* **STATED GOAL**: Tell how many lines in these records contain the string "CONCEPTOS", with only the number as the reply.
[Start RECORDS PROVIDED]
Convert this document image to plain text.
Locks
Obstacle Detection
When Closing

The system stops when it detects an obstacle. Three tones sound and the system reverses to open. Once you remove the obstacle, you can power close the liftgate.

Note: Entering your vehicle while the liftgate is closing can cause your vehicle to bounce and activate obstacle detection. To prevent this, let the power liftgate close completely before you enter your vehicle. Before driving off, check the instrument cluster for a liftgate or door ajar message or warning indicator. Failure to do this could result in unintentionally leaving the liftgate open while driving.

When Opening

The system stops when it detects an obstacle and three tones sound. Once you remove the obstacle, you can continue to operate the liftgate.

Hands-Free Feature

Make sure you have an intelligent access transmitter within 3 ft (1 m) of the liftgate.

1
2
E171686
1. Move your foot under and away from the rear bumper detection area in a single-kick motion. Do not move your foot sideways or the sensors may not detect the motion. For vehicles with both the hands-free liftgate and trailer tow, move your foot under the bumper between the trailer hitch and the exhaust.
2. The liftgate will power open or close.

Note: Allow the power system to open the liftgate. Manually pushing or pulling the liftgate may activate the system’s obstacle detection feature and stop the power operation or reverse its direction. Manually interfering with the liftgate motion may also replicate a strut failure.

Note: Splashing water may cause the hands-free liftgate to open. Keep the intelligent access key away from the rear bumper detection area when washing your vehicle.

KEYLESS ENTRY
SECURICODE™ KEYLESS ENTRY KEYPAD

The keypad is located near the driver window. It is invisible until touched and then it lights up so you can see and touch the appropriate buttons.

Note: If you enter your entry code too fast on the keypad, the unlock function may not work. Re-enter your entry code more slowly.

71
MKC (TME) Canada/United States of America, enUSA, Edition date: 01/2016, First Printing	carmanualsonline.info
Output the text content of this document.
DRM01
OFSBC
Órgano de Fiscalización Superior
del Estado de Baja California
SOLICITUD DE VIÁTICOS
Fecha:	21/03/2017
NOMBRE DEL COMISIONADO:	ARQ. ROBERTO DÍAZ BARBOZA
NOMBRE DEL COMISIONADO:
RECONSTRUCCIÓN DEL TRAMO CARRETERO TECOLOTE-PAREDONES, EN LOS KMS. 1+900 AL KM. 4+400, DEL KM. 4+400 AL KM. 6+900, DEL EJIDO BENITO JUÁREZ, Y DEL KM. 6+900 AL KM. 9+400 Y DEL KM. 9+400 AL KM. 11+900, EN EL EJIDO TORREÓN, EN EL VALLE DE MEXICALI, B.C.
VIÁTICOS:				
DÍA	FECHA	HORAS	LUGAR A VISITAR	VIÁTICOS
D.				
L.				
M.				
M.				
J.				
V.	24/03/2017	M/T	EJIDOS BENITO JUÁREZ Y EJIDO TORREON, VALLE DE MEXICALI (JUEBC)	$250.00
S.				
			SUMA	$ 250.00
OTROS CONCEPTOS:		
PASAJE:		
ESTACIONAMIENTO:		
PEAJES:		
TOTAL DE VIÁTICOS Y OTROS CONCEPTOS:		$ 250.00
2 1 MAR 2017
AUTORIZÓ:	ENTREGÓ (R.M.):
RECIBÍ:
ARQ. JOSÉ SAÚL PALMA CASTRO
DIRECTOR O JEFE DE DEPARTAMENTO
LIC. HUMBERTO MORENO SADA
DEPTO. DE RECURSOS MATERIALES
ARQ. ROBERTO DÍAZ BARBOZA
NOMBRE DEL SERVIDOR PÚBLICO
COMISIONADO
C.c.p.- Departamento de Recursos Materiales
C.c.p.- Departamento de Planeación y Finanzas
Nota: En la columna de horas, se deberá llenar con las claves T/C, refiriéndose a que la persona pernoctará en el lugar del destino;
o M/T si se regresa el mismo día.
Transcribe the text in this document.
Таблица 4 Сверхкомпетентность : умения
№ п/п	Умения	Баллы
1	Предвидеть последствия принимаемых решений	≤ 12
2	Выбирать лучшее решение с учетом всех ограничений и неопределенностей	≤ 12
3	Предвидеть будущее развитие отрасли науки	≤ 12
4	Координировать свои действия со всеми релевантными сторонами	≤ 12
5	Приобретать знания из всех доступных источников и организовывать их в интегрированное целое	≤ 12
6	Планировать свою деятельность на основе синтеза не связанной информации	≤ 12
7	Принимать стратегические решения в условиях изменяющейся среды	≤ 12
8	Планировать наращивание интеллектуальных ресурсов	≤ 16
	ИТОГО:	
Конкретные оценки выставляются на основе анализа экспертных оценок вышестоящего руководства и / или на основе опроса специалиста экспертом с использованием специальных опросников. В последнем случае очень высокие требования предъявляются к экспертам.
[End RECORDS PROVIDED]
* **FULL OUTPUT**: 2